-------- Supplied information --------

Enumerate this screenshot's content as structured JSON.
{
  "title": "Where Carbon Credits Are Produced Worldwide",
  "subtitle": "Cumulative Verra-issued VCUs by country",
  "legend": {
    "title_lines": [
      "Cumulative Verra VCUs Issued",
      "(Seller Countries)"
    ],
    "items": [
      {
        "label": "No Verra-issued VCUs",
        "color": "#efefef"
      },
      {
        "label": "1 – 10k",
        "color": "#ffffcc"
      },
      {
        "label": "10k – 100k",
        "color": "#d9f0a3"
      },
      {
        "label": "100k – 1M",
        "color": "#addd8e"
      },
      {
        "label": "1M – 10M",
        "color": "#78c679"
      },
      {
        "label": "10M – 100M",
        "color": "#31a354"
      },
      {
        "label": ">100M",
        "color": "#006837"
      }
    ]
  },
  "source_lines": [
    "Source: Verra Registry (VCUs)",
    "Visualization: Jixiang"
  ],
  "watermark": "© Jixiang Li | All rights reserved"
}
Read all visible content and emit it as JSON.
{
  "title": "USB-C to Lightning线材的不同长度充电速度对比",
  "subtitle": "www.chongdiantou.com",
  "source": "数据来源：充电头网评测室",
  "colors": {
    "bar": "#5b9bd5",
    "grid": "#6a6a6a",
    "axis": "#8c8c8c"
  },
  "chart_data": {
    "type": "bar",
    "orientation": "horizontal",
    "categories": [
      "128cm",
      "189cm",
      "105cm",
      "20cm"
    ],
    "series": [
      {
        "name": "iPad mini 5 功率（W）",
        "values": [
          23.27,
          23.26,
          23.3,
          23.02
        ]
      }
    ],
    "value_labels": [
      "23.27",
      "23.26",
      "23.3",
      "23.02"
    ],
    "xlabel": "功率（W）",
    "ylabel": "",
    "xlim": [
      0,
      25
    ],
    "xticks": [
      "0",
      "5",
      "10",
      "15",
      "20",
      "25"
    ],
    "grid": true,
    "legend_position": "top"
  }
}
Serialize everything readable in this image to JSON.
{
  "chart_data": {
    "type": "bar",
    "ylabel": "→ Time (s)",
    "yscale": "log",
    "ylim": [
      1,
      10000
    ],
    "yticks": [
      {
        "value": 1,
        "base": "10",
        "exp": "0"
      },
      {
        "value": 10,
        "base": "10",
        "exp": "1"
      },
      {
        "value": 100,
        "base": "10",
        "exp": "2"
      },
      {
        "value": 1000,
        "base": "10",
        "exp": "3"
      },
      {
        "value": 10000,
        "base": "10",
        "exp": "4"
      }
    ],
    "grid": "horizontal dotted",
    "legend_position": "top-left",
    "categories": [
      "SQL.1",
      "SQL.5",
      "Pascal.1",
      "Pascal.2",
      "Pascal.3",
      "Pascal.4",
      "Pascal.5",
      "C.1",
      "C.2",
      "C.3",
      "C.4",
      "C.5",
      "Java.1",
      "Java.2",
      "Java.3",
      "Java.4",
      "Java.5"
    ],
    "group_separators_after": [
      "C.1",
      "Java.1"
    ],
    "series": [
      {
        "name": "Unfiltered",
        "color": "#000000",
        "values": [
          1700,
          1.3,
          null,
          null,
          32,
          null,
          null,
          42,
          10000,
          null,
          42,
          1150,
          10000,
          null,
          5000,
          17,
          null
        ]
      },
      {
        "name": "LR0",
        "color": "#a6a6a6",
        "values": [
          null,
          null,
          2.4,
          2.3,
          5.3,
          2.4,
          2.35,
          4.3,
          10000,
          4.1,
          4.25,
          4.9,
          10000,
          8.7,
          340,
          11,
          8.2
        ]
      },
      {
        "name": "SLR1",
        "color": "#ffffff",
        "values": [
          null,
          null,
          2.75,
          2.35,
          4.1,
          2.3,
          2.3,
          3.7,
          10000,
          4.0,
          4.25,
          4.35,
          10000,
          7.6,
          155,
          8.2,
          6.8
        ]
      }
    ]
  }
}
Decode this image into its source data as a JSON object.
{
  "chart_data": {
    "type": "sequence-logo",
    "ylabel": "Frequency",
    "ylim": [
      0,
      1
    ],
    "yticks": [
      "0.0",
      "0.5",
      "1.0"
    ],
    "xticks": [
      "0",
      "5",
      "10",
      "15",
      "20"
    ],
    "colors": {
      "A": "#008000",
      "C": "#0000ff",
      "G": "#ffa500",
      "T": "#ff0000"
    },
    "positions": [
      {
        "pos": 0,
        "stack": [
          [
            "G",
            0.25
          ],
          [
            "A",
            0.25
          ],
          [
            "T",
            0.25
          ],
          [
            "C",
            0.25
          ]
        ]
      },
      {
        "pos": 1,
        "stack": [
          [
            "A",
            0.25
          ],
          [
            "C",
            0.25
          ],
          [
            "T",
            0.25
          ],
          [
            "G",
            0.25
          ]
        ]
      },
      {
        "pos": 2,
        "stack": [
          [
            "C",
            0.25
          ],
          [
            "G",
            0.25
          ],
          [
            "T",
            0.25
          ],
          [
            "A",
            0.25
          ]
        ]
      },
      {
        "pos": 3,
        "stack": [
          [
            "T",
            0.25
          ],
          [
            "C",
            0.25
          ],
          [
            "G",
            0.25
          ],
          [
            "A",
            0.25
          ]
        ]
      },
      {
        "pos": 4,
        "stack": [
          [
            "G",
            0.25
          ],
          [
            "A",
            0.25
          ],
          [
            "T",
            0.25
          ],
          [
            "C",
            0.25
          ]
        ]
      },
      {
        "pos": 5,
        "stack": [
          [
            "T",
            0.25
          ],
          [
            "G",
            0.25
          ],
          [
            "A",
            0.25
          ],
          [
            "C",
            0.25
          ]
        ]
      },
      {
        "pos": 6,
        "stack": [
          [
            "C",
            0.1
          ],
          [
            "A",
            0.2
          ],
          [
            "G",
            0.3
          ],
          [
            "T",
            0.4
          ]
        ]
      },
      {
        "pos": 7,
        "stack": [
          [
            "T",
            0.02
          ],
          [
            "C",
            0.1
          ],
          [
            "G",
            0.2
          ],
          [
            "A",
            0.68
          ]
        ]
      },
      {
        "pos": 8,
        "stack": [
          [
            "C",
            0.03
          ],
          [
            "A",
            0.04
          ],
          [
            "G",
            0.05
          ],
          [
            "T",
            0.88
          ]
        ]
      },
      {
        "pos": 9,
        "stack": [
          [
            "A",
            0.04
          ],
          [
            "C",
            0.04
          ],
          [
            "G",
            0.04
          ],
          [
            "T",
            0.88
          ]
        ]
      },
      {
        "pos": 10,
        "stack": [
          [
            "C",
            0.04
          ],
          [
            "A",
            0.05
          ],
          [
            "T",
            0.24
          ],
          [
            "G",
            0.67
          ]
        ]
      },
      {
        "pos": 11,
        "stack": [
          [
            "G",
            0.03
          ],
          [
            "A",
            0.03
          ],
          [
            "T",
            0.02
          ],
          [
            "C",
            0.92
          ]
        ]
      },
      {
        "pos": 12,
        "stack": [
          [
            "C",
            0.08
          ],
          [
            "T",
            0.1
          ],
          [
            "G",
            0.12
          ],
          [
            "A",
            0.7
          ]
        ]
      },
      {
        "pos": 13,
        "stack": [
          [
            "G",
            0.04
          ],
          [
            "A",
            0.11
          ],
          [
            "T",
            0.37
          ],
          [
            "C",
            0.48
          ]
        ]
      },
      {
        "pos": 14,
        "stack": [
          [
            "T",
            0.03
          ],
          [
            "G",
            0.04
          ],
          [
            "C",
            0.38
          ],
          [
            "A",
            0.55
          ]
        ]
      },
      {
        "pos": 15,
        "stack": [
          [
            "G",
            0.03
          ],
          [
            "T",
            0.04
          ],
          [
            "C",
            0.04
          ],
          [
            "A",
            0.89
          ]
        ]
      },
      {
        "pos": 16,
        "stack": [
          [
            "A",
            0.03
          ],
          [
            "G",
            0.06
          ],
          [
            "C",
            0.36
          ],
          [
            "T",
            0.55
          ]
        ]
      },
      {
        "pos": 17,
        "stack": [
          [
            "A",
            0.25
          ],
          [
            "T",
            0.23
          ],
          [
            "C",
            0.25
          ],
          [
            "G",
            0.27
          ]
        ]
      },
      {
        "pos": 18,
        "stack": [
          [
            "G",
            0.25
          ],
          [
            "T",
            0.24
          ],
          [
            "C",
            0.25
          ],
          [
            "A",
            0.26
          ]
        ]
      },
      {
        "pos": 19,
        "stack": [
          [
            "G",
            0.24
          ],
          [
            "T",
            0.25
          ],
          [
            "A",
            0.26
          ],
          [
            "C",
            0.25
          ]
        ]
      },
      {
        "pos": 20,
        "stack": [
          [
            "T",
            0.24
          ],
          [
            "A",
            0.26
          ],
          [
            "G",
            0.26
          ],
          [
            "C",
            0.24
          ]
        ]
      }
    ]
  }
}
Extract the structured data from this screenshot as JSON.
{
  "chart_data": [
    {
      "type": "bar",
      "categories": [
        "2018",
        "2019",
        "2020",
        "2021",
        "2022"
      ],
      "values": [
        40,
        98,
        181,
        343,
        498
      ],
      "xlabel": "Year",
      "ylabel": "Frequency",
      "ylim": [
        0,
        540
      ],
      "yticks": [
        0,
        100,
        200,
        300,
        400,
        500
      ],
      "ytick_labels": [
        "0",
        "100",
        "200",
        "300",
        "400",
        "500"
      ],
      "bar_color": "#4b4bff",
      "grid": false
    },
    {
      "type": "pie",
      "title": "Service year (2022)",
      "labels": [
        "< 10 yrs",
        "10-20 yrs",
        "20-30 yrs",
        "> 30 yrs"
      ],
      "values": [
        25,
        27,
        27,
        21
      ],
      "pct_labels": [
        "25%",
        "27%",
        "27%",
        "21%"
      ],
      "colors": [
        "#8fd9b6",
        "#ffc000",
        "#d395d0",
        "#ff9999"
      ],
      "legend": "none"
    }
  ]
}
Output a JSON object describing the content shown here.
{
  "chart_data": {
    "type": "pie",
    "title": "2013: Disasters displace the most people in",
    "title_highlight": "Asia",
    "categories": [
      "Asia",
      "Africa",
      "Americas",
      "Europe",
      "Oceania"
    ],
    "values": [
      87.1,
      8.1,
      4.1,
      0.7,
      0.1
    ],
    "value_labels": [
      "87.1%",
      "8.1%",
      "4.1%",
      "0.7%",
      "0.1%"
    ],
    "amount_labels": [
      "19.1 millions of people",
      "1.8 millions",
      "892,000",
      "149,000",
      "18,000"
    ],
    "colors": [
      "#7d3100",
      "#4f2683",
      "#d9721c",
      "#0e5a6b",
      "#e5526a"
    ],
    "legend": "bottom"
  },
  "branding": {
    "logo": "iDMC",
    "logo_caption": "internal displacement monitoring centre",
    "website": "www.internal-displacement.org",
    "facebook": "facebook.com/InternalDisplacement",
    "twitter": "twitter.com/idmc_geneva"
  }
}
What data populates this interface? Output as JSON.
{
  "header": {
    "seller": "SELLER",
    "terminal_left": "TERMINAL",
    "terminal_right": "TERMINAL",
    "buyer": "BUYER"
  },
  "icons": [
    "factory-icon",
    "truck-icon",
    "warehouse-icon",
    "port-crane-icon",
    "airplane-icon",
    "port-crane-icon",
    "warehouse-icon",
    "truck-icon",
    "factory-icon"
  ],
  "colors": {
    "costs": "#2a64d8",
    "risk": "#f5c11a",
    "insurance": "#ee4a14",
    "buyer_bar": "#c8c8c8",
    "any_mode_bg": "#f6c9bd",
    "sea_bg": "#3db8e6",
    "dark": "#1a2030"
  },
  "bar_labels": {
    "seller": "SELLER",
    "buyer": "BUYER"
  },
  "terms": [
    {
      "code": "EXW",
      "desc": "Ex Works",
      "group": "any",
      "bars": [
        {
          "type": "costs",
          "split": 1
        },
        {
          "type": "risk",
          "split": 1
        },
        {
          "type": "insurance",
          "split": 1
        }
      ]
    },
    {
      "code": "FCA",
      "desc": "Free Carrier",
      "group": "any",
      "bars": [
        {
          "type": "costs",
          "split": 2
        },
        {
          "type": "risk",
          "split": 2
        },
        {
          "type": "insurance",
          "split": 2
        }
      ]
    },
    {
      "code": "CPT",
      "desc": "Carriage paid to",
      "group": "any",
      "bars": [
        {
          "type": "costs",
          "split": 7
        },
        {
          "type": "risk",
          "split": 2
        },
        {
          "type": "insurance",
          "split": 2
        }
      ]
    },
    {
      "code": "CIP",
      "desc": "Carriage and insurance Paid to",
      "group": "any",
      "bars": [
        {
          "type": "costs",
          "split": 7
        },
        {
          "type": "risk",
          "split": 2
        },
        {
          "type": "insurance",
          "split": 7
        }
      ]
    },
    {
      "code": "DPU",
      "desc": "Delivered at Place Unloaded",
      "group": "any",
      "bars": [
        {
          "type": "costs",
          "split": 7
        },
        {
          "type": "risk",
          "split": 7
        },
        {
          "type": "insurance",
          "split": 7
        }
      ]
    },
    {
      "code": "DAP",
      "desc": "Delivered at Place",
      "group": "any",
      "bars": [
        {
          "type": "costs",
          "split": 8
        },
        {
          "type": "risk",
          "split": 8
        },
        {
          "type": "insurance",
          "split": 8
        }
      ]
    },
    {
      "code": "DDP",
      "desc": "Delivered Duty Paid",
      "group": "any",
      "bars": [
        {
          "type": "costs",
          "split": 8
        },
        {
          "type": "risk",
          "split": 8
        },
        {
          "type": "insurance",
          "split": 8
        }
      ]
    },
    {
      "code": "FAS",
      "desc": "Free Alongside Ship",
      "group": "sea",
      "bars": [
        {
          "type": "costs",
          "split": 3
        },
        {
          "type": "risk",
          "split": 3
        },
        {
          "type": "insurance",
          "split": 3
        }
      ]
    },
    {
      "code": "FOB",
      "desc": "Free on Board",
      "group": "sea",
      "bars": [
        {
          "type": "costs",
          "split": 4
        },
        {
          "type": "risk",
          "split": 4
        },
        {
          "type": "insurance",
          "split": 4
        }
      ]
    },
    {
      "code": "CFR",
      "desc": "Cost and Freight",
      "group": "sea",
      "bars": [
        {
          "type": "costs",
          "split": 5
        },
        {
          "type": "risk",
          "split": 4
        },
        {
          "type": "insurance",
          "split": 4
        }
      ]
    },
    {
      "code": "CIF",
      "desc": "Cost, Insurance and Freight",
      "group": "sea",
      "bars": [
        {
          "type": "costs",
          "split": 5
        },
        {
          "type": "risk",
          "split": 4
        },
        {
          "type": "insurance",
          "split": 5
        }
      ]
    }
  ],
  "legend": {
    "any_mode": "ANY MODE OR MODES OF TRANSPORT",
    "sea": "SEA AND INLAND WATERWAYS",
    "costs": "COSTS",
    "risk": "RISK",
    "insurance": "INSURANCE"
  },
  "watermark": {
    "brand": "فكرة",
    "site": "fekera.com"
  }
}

--------

• _Exercise goal_
Determine how many lines of the listing hold the word "horizontal" and reply with that figure alone.

• _Expected answer_
2